GIVEN EXERCISE » In the entries below, find the lines that contain the word "marker" and copy them.

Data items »
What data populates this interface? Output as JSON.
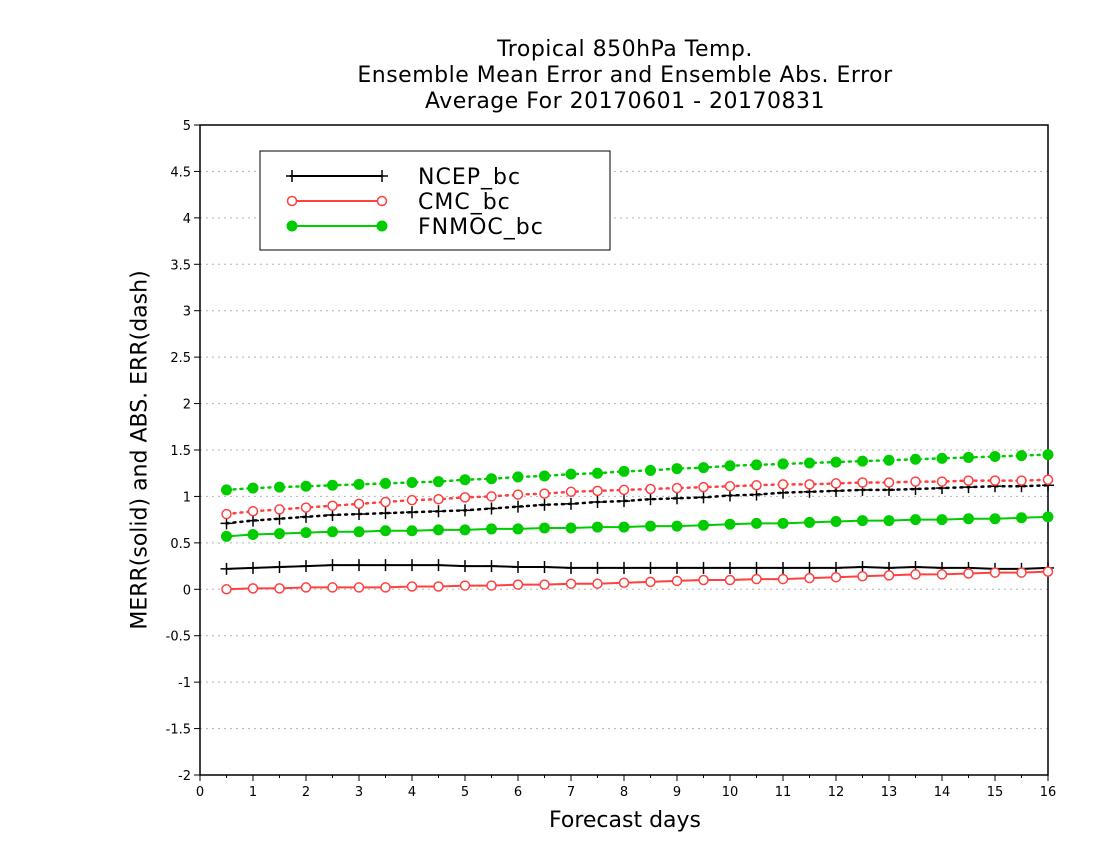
{
  "chart_data": {
    "type": "line",
    "title": [
      "Tropical 850hPa Temp.",
      "Ensemble Mean Error and Ensemble Abs. Error",
      "Average For 20170601 - 20170831"
    ],
    "xlabel": "Forecast days",
    "ylabel": "MERR(solid) and ABS. ERR(dash)",
    "xlim": [
      0,
      16
    ],
    "ylim": [
      -2,
      5
    ],
    "x_ticks": [
      0,
      1,
      2,
      3,
      4,
      5,
      6,
      7,
      8,
      9,
      10,
      11,
      12,
      13,
      14,
      15,
      16
    ],
    "x_tick_labels": [
      "0",
      "1",
      "2",
      "3",
      "4",
      "5",
      "6",
      "7",
      "8",
      "9",
      "10",
      "11",
      "12",
      "13",
      "14",
      "15",
      "16"
    ],
    "y_ticks": [
      -2,
      -1.5,
      -1,
      -0.5,
      0,
      0.5,
      1,
      1.5,
      2,
      2.5,
      3,
      3.5,
      4,
      4.5,
      5
    ],
    "y_tick_labels": [
      "-2",
      "-1.5",
      "-1",
      "-0.5",
      "0",
      "0.5",
      "1",
      "1.5",
      "2",
      "2.5",
      "3",
      "3.5",
      "4",
      "4.5",
      "5"
    ],
    "grid": "horizontal dotted",
    "legend_position": "top-left",
    "x": [
      0.5,
      1,
      1.5,
      2,
      2.5,
      3,
      3.5,
      4,
      4.5,
      5,
      5.5,
      6,
      6.5,
      7,
      7.5,
      8,
      8.5,
      9,
      9.5,
      10,
      10.5,
      11,
      11.5,
      12,
      12.5,
      13,
      13.5,
      14,
      14.5,
      15,
      15.5,
      16
    ],
    "series": [
      {
        "name": "NCEP_bc",
        "color": "#000000",
        "marker": "plus",
        "merr": [
          0.22,
          0.23,
          0.24,
          0.25,
          0.26,
          0.26,
          0.26,
          0.26,
          0.26,
          0.25,
          0.25,
          0.24,
          0.24,
          0.23,
          0.23,
          0.23,
          0.23,
          0.23,
          0.23,
          0.23,
          0.23,
          0.23,
          0.23,
          0.23,
          0.24,
          0.23,
          0.24,
          0.23,
          0.23,
          0.22,
          0.22,
          0.23
        ],
        "abs_err": [
          0.71,
          0.74,
          0.76,
          0.78,
          0.8,
          0.81,
          0.82,
          0.83,
          0.84,
          0.85,
          0.87,
          0.89,
          0.91,
          0.92,
          0.94,
          0.95,
          0.97,
          0.98,
          0.99,
          1.01,
          1.02,
          1.04,
          1.05,
          1.06,
          1.07,
          1.07,
          1.08,
          1.09,
          1.1,
          1.11,
          1.11,
          1.12
        ]
      },
      {
        "name": "CMC_bc",
        "color": "#ff4040",
        "marker": "open-circle",
        "merr": [
          0.0,
          0.01,
          0.01,
          0.02,
          0.02,
          0.02,
          0.02,
          0.03,
          0.03,
          0.04,
          0.04,
          0.05,
          0.05,
          0.06,
          0.06,
          0.07,
          0.08,
          0.09,
          0.1,
          0.1,
          0.11,
          0.11,
          0.12,
          0.13,
          0.14,
          0.15,
          0.16,
          0.16,
          0.17,
          0.18,
          0.18,
          0.19
        ],
        "abs_err": [
          0.81,
          0.84,
          0.86,
          0.88,
          0.9,
          0.92,
          0.94,
          0.96,
          0.97,
          0.99,
          1.0,
          1.02,
          1.03,
          1.05,
          1.06,
          1.07,
          1.08,
          1.09,
          1.1,
          1.11,
          1.12,
          1.13,
          1.13,
          1.14,
          1.15,
          1.15,
          1.16,
          1.16,
          1.17,
          1.17,
          1.17,
          1.18
        ]
      },
      {
        "name": "FNMOC_bc",
        "color": "#00cc00",
        "marker": "filled-circle",
        "merr": [
          0.57,
          0.59,
          0.6,
          0.61,
          0.62,
          0.62,
          0.63,
          0.63,
          0.64,
          0.64,
          0.65,
          0.65,
          0.66,
          0.66,
          0.67,
          0.67,
          0.68,
          0.68,
          0.69,
          0.7,
          0.71,
          0.71,
          0.72,
          0.73,
          0.74,
          0.74,
          0.75,
          0.75,
          0.76,
          0.76,
          0.77,
          0.78
        ],
        "abs_err": [
          1.07,
          1.09,
          1.1,
          1.11,
          1.12,
          1.13,
          1.14,
          1.15,
          1.16,
          1.18,
          1.19,
          1.21,
          1.22,
          1.24,
          1.25,
          1.27,
          1.28,
          1.3,
          1.31,
          1.33,
          1.34,
          1.35,
          1.36,
          1.37,
          1.38,
          1.39,
          1.4,
          1.41,
          1.42,
          1.43,
          1.44,
          1.45
        ]
      }
    ]
  }
}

WORKED SOLUTION »
        "marker": "plus",
        "marker": "open-circle",
        "marker": "filled-circle",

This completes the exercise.